> Actions to take
a) From the Route 48 passage, set down everything from "Route 48 starts" down to "leaving the city.", word for word.
b) In the Route 48 passage, what river does the road cross at the city limit of Rosendale?
c) Turn the paragraph of the Route 48 passage that begins "Route 48 starts at the intersection" into a short list of its main points.

> Page extract
^^^^^^^^^^^^^^^^

Route 48 starts at the intersection of US 71 and County Road 43 (CRD 43) and travels eastward. The road passes by a school and travels through farmland, and turns northeastward at CRD 146. East of CRD 149, the route shifts southward and crosses over the One Hundred and Two River, the city limit of Rosendale. Traversing the northern edge of the city as Main Street, the road intersects Route C, also known as Lake Street. The road soon leaves the town, and begins travelling northeastward again. At CRD 127, the route travels eastward, and enters Rea at CRD 117 as Byers Street. Route 48 intersects four city streets before leaving the city.

^^^^^^^^^^^^^^^^

> Records supplied
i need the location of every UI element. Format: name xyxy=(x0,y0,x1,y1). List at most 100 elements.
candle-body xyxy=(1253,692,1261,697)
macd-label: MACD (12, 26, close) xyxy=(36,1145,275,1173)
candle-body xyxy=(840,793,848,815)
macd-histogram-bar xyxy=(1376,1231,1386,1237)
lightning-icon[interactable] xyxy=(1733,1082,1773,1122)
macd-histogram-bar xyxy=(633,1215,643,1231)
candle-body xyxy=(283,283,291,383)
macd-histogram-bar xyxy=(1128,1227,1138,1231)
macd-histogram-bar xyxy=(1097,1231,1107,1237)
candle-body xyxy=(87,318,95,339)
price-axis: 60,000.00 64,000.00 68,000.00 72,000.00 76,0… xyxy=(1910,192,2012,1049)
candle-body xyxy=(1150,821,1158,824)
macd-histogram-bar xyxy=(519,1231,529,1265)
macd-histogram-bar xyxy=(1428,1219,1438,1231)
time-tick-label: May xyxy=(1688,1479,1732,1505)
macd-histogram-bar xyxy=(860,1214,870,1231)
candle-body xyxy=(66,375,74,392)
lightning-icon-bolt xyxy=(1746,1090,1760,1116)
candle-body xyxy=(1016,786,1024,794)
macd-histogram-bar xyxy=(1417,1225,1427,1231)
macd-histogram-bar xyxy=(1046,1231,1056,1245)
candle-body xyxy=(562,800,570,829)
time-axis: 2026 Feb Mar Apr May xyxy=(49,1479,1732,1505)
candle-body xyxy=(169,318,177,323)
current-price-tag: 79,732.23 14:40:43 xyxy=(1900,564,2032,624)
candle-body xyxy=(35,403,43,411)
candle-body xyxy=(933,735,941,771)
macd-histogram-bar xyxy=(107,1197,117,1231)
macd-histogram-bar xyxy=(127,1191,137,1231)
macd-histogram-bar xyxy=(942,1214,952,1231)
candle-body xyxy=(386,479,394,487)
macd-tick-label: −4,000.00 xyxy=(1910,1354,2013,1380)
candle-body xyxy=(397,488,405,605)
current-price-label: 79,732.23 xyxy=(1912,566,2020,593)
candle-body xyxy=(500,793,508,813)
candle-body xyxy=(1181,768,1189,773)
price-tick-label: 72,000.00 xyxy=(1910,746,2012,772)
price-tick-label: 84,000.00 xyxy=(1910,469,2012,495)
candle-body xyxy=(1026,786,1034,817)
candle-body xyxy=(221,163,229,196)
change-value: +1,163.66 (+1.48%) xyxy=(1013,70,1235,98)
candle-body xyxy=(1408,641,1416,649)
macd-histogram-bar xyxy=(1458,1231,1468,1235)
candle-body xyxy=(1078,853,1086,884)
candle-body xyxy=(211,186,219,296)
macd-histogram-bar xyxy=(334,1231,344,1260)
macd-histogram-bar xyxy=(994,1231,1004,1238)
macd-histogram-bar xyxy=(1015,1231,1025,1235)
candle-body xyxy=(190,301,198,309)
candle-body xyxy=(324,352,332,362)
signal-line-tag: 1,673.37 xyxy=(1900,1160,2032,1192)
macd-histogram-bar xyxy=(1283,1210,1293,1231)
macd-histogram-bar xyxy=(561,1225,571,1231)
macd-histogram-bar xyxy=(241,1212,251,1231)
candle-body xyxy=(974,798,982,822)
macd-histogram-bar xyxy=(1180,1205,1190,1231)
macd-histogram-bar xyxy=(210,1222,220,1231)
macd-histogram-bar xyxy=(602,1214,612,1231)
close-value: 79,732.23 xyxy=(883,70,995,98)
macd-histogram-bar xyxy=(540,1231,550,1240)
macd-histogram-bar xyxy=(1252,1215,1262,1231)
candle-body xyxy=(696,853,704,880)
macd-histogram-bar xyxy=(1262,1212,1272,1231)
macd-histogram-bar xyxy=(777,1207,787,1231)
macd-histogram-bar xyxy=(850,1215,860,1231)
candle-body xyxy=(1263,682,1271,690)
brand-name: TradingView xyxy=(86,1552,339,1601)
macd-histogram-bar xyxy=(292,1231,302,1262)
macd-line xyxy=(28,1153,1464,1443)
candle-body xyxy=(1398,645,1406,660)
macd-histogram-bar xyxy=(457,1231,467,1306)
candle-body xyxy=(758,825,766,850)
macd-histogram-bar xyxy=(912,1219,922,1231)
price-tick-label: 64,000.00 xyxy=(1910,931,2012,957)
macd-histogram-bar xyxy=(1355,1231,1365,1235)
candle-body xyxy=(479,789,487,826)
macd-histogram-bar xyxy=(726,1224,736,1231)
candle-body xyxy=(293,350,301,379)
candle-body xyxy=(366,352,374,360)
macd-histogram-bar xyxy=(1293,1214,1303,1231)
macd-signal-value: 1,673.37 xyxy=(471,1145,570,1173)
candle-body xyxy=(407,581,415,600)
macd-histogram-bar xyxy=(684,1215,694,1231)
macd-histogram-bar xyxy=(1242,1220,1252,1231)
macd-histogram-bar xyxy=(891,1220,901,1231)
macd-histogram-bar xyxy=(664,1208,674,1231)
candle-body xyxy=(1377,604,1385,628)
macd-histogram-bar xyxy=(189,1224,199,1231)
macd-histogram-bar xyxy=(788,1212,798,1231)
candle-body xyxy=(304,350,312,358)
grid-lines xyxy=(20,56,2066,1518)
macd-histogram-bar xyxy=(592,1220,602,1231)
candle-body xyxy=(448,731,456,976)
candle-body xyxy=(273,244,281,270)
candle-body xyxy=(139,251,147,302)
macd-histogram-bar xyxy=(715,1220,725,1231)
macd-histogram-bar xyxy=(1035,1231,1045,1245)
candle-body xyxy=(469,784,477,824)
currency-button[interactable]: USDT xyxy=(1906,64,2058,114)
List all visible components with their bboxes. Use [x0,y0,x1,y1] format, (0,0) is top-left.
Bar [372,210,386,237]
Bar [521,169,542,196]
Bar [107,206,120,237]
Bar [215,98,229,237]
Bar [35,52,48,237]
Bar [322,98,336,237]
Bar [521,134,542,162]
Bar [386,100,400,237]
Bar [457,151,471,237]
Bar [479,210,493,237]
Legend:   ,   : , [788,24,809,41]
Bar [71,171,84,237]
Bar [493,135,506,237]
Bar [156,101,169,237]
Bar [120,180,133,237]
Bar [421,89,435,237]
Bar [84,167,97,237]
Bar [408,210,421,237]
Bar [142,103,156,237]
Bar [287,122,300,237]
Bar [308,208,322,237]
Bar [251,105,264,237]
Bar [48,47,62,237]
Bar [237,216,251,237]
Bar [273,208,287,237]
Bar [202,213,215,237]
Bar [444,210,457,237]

^^^^^^^^^^^^^^^^

> Task-by-task answers
a)
Route 48 starts at the intersection of US 71 and County Road 43 (CRD 43) and travels eastward. The road passes by a school and travels through farmland, and turns northeastward at CRD 146. East of CRD 149, the route shifts southward and crosses over the One Hundred and Two River, the city limit of Rosendale. Traversing the northern edge of the city as Main Street, the road intersects Route C, also known as Lake Street. The road soon leaves the town, and begins travelling northeastward again. At CRD 127, the route travels eastward, and enters Rea at CRD 117 as Byers Street. Route 48 intersects four city streets before leaving the city.

b) The One Hundred and Two River.

c)
- Begins at US 71 and County Road 43 (CRD 43), heading east past a school and through farmland
- Turns northeast at CRD 146
- East of CRD 149, shifts south and crosses the One Hundred and Two River, the city limit of Rosendale
- Runs along Rosendale's northern edge as Main Street and meets Route C (Lake Street)
- Leaves Rosendale heading northeast, then turns east at CRD 127
- Enters Rea at CRD 117 as Byers Street and crosses four city streets before leaving